- Problem: All lines holding the word "patients" are to be copied from the records beneath.

[[ Records provided open ]]

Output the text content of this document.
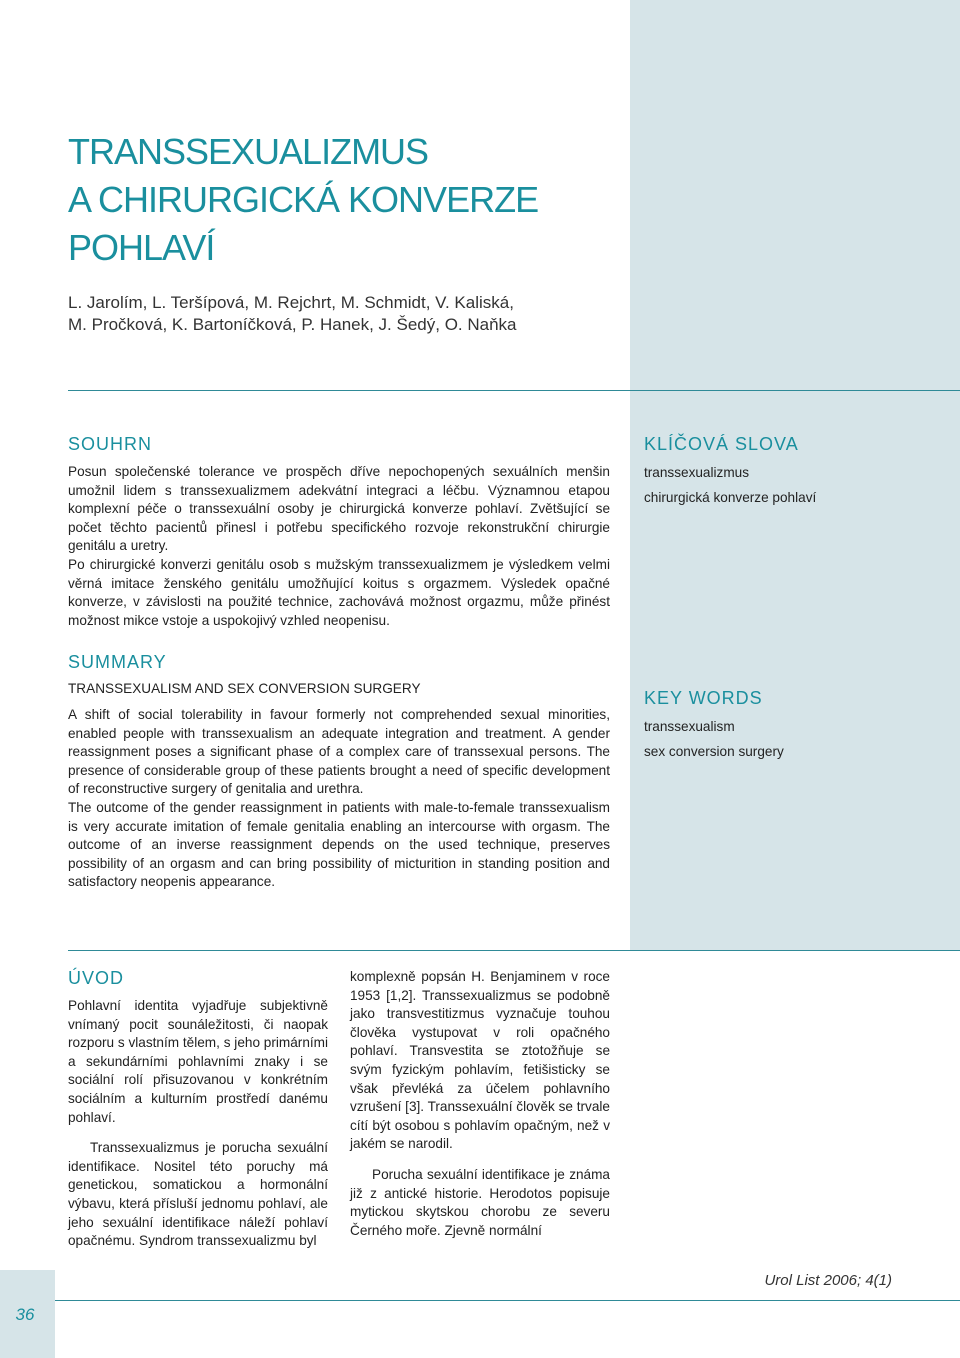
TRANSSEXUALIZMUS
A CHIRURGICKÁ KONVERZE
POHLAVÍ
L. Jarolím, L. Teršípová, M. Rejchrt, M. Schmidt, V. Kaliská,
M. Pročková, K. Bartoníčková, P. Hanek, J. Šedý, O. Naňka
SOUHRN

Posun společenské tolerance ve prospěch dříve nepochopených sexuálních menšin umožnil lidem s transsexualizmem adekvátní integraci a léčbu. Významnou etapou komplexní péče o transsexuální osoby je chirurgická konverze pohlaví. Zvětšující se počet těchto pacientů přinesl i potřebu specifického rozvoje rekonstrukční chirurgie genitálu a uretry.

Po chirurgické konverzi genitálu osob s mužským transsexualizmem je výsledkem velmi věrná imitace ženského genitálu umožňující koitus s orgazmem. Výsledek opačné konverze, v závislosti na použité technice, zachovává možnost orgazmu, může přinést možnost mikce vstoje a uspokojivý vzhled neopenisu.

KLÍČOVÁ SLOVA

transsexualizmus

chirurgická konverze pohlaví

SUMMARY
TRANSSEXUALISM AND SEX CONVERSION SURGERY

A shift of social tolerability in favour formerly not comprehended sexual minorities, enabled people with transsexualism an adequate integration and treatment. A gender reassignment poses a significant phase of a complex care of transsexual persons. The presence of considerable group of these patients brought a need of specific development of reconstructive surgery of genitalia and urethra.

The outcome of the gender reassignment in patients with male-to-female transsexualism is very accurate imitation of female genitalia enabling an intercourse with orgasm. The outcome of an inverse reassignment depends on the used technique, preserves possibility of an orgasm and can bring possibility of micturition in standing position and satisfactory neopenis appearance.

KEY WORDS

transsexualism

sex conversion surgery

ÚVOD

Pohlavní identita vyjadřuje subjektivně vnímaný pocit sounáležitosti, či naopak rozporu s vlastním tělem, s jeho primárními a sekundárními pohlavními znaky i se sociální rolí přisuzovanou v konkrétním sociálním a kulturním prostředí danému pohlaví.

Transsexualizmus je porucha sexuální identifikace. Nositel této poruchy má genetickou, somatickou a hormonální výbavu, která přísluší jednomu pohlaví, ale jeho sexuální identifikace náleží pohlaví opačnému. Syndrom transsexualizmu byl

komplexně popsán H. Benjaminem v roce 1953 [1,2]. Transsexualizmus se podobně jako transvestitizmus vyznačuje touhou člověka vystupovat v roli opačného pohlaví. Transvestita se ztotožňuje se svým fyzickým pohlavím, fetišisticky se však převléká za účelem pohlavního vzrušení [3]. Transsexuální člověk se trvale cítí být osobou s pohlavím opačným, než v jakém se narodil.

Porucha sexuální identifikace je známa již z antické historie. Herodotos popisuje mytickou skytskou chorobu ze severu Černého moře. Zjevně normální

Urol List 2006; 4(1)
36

[[ Records provided closed ]]
[[ Records provided open ]]

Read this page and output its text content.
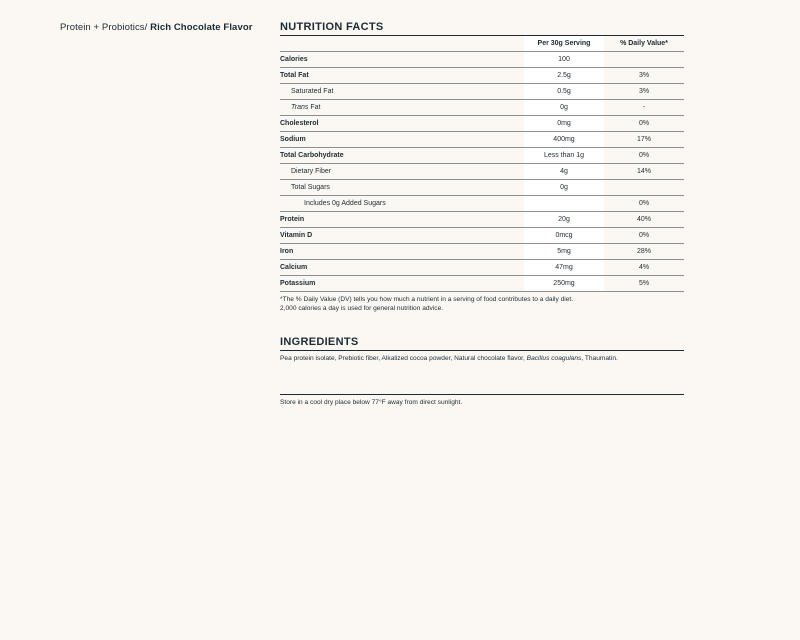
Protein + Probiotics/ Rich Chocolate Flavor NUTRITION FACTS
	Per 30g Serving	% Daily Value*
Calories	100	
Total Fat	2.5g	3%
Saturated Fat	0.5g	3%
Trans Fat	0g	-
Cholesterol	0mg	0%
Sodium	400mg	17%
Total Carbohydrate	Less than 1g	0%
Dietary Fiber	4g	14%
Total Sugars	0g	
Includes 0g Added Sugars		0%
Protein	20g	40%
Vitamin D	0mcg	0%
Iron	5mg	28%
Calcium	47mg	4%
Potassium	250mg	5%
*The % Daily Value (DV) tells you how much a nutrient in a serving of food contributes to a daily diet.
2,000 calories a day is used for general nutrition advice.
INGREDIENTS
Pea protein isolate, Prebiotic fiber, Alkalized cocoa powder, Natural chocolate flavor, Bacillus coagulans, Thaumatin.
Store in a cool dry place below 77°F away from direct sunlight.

[[ Records provided closed ]]

- Reply to the task:
A shift of social tolerability in favour formerly not comprehended sexual minorities, enabled people with transsexualism an adequate integration and treatment. A gender reassignment poses a significant phase of a complex care of transsexual persons. The presence of considerable group of these patients brought a need of specific development of reconstructive surgery of genitalia and urethra.
The outcome of the gender reassignment in patients with male-to-female transsexualism is very accurate imitation of female genitalia enabling an intercourse with orgasm. The outcome of an inverse reassignment depends on the used technique, preserves possibility of an orgasm and can bring possibility of micturition in standing position and satisfactory neopenis appearance.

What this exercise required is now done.